┌─ Entries
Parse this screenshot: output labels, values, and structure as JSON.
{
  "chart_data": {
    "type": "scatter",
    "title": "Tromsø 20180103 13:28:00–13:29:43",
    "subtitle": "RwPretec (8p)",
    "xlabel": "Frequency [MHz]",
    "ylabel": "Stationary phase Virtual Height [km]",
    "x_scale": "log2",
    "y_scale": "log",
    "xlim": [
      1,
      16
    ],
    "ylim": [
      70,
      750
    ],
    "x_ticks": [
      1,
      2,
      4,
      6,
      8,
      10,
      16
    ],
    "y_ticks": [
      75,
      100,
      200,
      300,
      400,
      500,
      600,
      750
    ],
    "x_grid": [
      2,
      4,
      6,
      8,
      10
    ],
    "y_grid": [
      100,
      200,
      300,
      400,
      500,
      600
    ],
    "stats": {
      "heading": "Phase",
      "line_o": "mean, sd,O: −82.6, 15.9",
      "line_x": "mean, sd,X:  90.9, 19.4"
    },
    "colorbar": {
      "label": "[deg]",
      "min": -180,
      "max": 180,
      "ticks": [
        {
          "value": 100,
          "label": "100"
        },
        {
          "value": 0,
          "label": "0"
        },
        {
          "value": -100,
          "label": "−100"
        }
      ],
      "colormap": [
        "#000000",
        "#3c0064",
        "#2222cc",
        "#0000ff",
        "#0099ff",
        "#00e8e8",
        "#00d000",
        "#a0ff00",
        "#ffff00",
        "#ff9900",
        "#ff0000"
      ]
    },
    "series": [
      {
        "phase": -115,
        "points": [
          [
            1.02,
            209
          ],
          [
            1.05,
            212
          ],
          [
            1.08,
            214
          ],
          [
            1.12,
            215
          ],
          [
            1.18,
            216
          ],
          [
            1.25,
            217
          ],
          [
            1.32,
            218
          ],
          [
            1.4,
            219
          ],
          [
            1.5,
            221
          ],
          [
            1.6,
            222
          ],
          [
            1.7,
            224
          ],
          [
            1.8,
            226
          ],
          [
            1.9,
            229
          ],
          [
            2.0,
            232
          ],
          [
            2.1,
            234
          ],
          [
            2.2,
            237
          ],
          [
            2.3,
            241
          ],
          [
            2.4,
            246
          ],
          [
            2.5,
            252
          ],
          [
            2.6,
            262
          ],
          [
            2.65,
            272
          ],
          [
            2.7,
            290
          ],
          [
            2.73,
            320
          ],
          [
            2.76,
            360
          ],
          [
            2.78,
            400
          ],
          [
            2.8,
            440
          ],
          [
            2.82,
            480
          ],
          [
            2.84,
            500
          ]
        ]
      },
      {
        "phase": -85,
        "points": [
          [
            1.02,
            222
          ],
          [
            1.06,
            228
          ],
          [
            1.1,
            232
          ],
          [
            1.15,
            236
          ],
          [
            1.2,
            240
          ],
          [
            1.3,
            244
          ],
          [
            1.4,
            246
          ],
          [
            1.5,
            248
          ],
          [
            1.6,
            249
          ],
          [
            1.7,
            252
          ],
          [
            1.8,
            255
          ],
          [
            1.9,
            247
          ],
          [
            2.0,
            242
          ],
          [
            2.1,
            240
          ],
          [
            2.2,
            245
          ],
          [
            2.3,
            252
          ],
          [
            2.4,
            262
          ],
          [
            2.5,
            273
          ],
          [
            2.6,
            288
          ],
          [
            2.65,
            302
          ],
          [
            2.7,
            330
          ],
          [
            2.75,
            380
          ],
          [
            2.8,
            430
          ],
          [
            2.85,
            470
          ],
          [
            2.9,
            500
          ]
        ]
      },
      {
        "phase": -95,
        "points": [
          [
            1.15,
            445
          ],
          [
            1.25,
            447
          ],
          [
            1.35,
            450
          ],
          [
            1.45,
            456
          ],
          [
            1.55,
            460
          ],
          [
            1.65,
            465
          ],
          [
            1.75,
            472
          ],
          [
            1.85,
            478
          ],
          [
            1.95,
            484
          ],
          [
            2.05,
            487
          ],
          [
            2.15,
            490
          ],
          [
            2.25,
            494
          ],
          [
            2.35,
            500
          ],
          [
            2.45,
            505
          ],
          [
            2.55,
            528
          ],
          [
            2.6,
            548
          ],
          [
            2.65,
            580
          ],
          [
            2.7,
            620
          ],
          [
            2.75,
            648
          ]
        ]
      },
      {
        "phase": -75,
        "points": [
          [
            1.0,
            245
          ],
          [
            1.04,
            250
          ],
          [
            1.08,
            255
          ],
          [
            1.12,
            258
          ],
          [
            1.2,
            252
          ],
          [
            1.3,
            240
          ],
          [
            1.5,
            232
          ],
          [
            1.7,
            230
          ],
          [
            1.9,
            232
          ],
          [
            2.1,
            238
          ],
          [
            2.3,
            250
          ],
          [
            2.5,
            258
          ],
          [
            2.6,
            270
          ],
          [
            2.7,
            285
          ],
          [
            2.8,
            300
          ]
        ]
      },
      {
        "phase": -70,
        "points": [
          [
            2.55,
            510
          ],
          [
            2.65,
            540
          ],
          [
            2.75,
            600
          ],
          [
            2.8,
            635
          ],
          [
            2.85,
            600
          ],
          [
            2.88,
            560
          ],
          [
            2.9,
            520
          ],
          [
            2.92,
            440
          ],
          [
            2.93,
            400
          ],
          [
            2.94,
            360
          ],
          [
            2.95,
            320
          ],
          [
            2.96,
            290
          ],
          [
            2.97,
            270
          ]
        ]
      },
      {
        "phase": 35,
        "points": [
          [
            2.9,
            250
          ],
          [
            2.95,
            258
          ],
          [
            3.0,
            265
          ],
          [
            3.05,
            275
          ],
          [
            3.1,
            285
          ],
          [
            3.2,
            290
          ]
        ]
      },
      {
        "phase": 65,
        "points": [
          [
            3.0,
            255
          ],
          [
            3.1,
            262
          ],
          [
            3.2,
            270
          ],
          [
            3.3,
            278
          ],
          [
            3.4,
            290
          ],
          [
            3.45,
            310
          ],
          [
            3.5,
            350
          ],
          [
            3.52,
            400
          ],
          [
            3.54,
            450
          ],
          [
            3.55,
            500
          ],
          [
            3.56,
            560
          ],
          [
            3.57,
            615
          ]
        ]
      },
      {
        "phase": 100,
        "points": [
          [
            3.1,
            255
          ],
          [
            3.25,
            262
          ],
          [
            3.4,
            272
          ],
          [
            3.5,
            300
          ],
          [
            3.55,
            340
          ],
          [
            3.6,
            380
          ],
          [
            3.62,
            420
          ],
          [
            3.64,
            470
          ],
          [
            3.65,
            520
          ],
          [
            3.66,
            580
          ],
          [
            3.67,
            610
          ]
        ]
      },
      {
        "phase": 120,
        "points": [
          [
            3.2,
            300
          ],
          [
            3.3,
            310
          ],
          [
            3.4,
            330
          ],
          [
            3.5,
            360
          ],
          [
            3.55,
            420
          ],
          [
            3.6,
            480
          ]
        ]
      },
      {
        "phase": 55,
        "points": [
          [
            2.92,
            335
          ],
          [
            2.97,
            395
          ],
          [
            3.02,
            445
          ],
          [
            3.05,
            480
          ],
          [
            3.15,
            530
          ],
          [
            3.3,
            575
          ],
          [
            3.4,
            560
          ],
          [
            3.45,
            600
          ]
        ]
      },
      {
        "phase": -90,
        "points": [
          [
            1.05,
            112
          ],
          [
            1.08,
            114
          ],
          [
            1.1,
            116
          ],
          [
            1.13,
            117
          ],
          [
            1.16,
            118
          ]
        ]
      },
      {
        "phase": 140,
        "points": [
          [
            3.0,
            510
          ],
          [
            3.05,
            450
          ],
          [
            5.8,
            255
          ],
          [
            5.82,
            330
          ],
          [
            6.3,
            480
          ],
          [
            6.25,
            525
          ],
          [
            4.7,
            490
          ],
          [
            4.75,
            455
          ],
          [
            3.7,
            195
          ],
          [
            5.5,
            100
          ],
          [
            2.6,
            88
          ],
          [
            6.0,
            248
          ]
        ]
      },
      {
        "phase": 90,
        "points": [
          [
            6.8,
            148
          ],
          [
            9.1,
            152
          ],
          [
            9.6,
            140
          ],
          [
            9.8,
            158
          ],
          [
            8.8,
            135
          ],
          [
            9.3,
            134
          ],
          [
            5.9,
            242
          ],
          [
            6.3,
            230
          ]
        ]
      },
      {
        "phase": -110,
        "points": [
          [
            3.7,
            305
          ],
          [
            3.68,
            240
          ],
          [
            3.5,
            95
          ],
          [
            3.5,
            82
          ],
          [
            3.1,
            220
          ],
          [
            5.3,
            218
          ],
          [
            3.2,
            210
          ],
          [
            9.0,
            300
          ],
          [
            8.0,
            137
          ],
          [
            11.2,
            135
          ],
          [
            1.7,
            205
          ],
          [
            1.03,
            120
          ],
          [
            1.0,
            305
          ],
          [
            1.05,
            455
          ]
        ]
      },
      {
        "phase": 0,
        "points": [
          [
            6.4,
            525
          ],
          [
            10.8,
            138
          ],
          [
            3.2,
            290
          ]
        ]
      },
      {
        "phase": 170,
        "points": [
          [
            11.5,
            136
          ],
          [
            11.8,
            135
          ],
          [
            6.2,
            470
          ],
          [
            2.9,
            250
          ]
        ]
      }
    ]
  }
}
└─
● Exercise objective:
Copy down every line of the entries containing the word "mean".

● Output below:
      "line_o": "mean, sd,O: −82.6, 15.9",
      "line_x": "mean, sd,X:  90.9, 19.4"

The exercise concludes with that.